## Dataset entries on figures

---*---

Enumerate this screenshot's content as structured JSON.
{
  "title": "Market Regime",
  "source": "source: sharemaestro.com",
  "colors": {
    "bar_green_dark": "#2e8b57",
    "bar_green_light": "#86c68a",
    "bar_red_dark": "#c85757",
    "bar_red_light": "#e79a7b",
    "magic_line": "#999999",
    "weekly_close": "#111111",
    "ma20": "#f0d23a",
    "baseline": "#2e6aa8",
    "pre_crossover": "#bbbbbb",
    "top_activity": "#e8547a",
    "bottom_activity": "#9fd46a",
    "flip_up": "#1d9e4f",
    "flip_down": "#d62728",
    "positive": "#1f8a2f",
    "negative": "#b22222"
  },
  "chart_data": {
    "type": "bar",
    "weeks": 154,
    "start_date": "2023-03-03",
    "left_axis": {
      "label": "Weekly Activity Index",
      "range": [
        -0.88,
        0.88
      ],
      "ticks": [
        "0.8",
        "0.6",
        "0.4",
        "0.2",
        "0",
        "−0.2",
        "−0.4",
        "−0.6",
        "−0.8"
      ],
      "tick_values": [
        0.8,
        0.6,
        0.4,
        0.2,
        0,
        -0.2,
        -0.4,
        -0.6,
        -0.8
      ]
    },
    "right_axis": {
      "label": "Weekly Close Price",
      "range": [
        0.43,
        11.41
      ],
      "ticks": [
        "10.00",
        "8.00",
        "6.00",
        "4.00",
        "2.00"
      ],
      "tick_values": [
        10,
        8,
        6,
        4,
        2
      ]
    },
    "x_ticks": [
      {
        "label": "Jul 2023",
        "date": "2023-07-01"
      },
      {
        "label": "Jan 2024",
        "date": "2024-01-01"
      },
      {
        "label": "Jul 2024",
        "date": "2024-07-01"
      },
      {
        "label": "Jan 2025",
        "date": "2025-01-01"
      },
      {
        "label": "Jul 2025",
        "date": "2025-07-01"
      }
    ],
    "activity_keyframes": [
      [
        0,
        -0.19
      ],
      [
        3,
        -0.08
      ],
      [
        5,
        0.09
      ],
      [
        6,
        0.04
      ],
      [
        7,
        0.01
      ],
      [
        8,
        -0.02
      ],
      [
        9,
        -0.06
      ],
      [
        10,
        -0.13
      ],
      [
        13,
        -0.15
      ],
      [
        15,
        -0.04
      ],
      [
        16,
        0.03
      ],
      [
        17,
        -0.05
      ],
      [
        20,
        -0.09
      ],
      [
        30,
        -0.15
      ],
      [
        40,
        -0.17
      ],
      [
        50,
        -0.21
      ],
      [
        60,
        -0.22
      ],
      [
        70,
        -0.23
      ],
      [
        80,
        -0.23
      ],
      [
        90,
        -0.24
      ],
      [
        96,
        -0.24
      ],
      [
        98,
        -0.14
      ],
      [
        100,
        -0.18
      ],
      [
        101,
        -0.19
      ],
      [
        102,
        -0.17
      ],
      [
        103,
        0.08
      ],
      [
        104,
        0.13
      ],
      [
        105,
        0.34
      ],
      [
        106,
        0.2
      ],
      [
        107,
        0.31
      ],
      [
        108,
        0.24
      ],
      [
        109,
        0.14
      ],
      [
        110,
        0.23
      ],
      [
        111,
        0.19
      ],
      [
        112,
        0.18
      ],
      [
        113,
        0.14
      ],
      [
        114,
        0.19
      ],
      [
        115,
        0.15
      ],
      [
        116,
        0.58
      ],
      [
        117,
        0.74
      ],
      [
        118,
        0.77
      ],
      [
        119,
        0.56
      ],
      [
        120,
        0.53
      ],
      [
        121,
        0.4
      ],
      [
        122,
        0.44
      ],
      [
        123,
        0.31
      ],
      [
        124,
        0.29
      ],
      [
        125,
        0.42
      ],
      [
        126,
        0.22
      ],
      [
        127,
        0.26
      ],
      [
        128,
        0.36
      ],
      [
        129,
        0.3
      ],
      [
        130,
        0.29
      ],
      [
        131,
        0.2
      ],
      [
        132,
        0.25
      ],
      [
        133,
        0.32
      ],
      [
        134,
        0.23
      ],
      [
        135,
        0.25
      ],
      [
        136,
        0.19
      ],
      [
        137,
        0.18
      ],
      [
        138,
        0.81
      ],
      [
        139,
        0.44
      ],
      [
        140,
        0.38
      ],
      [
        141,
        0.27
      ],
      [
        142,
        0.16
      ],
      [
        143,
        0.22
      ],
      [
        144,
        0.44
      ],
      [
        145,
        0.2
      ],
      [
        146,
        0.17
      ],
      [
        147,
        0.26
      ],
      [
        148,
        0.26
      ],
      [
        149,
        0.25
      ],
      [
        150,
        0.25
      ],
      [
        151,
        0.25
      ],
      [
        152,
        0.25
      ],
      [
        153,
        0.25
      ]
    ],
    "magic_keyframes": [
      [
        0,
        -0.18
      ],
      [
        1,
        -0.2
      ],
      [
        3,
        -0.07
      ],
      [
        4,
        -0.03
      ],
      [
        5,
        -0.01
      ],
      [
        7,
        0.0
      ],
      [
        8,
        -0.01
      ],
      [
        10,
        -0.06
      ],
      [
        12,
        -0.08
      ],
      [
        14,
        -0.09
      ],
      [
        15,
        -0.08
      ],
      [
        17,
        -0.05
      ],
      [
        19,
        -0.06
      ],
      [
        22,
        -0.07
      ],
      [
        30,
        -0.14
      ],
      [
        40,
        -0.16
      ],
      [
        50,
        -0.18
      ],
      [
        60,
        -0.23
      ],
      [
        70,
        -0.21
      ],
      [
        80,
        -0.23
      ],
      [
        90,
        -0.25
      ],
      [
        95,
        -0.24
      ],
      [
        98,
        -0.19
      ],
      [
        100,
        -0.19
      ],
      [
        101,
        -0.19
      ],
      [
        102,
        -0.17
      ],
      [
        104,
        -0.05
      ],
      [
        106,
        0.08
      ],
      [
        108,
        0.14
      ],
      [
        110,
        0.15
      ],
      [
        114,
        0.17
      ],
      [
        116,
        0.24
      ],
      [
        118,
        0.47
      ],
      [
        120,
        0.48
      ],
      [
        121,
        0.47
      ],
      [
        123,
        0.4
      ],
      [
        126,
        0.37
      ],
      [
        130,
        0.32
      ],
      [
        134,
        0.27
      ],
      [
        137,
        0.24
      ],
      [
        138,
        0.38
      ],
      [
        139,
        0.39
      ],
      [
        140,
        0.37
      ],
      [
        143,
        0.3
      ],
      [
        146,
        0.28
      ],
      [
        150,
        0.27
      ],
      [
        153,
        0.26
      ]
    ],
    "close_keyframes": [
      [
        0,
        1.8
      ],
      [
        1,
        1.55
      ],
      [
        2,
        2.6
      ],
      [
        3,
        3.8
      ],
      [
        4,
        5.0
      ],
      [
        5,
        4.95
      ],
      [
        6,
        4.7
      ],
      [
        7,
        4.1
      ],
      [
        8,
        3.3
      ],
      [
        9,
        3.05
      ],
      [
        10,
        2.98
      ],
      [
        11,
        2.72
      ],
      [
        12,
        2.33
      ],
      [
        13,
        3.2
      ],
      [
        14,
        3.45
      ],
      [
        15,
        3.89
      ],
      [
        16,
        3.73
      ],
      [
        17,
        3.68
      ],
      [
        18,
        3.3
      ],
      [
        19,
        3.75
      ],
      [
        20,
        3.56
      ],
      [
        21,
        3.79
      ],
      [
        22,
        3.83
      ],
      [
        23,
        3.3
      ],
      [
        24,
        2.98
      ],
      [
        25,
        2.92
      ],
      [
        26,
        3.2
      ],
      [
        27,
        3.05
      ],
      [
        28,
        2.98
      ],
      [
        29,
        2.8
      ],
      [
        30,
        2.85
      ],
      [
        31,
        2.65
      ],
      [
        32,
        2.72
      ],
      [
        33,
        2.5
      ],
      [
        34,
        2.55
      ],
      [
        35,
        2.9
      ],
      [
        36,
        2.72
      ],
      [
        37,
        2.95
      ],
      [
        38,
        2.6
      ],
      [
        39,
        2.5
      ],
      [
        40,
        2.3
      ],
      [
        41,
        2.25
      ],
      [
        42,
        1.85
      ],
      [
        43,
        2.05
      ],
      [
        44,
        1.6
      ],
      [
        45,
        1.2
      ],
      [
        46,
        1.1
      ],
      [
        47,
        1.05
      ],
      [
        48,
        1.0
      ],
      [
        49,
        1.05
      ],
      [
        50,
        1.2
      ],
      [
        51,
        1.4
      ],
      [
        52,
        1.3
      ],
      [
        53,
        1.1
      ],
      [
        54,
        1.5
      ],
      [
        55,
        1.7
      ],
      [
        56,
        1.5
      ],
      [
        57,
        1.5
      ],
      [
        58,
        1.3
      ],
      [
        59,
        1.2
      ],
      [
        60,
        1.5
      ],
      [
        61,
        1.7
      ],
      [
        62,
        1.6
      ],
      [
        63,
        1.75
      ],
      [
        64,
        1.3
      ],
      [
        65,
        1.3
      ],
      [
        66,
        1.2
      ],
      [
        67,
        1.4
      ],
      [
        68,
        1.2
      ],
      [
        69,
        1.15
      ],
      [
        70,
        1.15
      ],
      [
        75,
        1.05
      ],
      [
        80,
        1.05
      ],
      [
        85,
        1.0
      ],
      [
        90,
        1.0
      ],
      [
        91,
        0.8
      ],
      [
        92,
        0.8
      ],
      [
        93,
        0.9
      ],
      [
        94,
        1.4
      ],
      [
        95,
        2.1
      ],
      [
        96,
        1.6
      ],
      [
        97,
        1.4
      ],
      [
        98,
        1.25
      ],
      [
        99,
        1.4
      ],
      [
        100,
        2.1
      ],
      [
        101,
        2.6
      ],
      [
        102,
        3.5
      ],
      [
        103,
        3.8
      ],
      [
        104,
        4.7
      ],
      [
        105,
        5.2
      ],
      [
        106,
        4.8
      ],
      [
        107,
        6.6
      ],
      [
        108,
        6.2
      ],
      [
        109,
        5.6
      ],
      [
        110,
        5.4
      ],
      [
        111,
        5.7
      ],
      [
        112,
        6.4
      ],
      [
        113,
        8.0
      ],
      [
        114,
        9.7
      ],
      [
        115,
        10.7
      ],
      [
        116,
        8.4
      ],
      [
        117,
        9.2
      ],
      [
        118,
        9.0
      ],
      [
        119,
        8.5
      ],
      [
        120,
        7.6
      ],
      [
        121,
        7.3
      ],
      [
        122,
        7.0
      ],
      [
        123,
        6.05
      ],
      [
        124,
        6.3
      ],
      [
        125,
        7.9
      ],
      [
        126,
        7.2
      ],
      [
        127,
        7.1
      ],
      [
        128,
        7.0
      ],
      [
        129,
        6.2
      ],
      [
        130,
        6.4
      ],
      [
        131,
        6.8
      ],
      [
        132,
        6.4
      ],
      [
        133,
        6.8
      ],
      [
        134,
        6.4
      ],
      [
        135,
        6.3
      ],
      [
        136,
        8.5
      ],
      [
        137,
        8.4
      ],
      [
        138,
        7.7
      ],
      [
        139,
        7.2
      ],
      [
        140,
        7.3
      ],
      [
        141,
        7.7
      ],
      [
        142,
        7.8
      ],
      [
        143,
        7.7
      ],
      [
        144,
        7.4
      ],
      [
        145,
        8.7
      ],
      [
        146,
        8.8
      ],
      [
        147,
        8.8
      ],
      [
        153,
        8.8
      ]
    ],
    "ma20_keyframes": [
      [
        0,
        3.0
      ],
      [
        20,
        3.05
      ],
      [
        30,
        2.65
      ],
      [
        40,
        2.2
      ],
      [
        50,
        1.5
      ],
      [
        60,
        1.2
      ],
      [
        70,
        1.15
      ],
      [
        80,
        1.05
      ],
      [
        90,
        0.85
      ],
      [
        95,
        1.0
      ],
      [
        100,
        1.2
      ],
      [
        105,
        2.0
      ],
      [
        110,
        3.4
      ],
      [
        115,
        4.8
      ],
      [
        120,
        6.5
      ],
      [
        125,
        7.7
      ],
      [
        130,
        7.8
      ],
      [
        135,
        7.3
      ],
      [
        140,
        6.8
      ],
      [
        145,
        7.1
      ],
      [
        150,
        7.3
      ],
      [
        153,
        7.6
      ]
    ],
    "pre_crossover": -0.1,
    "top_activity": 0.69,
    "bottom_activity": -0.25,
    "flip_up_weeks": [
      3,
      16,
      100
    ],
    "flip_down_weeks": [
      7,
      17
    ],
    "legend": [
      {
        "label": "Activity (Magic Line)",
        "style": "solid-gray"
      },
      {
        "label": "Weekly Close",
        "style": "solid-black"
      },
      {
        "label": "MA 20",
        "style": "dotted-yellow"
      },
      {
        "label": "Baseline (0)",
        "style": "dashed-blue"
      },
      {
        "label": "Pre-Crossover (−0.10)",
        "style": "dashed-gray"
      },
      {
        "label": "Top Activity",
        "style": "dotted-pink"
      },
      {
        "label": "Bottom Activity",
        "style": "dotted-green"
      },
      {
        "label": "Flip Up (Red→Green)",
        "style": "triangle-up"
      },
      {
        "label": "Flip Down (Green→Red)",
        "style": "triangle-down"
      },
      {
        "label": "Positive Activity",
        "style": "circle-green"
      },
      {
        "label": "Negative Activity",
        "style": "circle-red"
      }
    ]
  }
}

---*---

## PROMPT
Write out every line of the entries that holds the word "style".

## FINISHED TASK
        "style": "solid-gray"
        "style": "solid-black"
        "style": "dotted-yellow"
        "style": "dashed-blue"
        "style": "dashed-gray"
        "style": "dotted-pink"
        "style": "dotted-green"
        "style": "triangle-up"
        "style": "triangle-down"
        "style": "circle-green"
        "style": "circle-red"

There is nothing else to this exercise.